WORK TO DO. Filter the entries below, keeping only lines with the word "Fabric".

#### AVAILABLE RECORDS ####

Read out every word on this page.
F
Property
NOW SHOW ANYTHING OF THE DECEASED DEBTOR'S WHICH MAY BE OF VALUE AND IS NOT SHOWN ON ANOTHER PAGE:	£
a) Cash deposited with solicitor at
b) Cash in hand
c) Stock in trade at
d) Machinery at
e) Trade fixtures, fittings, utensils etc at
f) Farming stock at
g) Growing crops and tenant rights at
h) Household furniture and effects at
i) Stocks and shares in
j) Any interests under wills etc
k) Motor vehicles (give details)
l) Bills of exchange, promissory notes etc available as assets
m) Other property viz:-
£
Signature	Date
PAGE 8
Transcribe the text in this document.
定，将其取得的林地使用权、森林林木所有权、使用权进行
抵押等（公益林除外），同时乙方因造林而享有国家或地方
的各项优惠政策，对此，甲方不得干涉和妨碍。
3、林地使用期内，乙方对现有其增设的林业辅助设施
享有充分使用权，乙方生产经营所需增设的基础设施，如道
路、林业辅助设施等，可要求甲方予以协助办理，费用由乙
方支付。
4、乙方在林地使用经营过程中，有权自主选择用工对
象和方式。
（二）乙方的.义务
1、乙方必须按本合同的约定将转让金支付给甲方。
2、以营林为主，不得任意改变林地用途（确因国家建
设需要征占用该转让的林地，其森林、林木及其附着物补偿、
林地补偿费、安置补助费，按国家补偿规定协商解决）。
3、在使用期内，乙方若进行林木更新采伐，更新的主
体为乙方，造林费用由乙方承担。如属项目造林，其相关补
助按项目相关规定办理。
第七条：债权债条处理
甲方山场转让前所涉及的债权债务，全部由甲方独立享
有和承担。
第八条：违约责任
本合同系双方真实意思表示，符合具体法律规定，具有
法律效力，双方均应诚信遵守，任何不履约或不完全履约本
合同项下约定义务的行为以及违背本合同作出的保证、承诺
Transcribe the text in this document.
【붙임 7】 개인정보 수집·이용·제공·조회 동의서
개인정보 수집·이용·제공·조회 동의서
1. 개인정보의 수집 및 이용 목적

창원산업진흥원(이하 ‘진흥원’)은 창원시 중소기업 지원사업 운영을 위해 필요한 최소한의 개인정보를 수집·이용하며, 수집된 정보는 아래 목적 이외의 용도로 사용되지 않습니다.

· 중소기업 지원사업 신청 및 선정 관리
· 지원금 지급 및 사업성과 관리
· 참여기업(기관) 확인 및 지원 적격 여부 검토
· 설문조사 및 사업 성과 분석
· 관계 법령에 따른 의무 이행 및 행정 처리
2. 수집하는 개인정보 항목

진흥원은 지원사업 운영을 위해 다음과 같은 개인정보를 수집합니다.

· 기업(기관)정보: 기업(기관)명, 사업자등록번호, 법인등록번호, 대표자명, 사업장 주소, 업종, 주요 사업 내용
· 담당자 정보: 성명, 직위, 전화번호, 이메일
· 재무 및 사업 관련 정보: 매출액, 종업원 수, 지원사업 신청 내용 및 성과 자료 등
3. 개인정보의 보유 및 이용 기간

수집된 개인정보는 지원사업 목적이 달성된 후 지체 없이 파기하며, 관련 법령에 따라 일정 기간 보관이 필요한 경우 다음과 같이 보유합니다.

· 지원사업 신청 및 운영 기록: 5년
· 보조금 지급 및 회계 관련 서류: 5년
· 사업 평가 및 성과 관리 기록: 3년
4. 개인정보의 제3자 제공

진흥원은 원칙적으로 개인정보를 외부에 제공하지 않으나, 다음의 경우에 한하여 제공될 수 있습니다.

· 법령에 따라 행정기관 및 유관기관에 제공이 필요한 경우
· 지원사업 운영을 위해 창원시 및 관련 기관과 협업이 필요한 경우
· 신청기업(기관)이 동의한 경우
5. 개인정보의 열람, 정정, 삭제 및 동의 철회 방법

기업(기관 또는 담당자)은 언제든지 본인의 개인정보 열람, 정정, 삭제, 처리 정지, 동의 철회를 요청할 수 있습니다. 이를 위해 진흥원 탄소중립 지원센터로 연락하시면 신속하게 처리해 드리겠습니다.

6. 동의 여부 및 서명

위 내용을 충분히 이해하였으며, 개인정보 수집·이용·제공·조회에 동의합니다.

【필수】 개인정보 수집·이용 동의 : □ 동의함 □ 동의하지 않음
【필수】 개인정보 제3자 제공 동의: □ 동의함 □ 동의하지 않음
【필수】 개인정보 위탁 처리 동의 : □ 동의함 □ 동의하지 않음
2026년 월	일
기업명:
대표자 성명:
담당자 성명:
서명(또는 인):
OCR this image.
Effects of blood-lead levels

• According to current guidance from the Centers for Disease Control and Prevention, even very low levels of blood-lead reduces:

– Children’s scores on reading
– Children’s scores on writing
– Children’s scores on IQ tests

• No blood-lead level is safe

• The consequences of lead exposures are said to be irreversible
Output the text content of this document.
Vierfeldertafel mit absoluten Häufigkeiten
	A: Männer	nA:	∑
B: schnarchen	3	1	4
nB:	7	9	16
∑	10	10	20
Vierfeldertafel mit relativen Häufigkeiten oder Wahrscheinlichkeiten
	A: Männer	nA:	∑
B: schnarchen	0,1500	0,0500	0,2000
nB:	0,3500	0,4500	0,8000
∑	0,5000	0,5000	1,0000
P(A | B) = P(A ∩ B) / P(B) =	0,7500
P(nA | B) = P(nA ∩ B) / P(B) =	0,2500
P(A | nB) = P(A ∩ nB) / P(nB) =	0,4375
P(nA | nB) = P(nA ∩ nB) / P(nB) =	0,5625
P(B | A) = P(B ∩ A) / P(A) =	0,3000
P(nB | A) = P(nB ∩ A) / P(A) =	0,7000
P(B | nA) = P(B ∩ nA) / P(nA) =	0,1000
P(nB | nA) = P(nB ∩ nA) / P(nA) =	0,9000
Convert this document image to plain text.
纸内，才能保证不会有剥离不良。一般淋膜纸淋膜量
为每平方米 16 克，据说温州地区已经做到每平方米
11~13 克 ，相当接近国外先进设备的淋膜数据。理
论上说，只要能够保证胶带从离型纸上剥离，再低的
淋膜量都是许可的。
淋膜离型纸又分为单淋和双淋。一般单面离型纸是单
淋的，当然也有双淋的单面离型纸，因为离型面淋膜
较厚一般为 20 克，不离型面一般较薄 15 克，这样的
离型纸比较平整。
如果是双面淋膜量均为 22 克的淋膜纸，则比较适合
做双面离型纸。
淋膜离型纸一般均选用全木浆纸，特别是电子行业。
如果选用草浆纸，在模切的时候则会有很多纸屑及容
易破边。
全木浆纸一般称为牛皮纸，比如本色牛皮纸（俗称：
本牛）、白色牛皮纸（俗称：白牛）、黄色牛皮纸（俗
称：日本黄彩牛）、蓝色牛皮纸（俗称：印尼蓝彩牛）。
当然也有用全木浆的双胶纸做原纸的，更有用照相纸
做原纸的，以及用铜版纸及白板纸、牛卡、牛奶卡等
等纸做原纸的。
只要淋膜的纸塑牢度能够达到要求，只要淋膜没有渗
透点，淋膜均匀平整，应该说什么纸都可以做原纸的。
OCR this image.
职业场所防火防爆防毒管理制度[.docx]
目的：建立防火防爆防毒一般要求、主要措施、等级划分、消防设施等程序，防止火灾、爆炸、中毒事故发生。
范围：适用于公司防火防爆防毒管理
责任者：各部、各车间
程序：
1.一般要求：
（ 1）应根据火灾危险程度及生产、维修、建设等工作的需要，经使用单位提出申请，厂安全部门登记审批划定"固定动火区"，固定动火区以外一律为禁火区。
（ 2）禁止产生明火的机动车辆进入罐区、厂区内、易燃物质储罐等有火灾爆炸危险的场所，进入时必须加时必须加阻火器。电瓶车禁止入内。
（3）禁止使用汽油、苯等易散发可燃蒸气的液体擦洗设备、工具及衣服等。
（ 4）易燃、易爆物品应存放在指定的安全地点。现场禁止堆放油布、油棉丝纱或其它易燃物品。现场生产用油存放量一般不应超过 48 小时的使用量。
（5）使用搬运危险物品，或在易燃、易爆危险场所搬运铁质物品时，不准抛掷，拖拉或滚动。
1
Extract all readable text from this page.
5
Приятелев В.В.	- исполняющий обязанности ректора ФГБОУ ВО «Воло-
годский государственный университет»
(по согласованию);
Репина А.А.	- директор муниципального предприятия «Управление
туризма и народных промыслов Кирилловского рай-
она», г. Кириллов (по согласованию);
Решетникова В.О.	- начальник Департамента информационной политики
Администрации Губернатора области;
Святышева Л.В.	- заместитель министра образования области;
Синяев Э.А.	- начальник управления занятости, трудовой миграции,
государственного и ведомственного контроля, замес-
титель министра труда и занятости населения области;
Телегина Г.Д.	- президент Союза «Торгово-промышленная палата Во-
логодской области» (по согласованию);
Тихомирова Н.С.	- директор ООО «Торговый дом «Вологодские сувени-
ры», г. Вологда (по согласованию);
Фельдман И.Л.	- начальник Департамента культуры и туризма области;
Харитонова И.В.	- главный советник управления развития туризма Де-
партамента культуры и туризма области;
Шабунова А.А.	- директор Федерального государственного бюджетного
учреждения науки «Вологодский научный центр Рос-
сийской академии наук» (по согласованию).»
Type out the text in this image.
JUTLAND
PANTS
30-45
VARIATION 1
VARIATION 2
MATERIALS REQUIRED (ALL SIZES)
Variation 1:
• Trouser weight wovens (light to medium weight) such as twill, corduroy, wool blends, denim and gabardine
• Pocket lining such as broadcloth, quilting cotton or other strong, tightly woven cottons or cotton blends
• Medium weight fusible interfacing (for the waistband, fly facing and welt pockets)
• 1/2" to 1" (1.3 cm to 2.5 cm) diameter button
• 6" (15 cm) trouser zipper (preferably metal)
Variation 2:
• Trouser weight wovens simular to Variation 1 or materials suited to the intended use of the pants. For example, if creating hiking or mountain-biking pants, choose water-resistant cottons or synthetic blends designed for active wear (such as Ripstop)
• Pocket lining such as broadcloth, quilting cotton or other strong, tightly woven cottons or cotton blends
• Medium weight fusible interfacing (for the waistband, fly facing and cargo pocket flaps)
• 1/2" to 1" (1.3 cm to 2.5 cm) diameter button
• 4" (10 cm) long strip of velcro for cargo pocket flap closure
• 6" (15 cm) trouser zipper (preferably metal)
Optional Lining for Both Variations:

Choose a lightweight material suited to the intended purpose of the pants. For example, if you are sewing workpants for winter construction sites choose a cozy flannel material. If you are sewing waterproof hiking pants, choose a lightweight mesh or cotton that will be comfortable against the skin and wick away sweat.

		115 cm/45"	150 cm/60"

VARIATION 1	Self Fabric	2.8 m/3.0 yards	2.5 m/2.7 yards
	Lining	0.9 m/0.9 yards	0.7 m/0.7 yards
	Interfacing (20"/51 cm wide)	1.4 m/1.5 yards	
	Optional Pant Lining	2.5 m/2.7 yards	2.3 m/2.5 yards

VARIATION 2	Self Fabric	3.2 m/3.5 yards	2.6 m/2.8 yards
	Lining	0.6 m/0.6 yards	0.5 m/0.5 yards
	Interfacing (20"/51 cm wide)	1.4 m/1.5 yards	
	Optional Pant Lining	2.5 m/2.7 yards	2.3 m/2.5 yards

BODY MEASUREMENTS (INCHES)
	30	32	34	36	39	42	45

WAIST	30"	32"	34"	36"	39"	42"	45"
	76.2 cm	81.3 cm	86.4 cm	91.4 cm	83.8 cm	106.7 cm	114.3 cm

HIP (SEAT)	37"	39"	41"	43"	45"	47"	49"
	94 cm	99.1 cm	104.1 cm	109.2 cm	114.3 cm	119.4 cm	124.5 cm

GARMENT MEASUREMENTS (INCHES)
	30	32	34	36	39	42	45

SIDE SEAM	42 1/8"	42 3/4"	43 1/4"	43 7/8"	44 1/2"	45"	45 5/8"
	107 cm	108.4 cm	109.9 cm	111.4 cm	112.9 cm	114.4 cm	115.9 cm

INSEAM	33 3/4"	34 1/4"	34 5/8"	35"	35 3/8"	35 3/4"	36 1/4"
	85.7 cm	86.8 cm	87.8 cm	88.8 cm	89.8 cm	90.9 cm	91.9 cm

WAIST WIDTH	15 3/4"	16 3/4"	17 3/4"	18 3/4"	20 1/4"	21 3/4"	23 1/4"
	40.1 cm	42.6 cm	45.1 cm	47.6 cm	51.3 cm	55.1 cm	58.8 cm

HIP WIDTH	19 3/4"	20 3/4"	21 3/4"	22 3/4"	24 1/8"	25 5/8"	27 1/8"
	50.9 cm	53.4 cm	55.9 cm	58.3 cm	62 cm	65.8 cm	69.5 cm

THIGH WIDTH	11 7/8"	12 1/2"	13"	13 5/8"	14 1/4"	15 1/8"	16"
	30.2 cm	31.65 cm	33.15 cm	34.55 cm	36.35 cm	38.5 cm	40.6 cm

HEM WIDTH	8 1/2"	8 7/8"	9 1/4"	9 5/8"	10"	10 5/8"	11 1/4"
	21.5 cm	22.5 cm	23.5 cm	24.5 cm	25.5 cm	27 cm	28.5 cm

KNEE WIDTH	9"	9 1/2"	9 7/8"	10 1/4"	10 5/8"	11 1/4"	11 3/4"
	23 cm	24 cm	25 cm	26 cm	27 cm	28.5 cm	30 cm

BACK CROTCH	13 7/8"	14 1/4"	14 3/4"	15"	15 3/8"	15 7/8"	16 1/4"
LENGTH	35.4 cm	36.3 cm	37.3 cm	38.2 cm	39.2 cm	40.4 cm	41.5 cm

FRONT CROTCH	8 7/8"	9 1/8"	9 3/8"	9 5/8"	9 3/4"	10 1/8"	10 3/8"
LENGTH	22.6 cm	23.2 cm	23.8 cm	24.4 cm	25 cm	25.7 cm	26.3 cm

####

EXERCISE ANSWER.
VARIATION 1	Self Fabric	2.8 m/3.0 yards	2.5 m/2.7 yards
VARIATION 2	Self Fabric	3.2 m/3.5 yards	2.6 m/2.8 yards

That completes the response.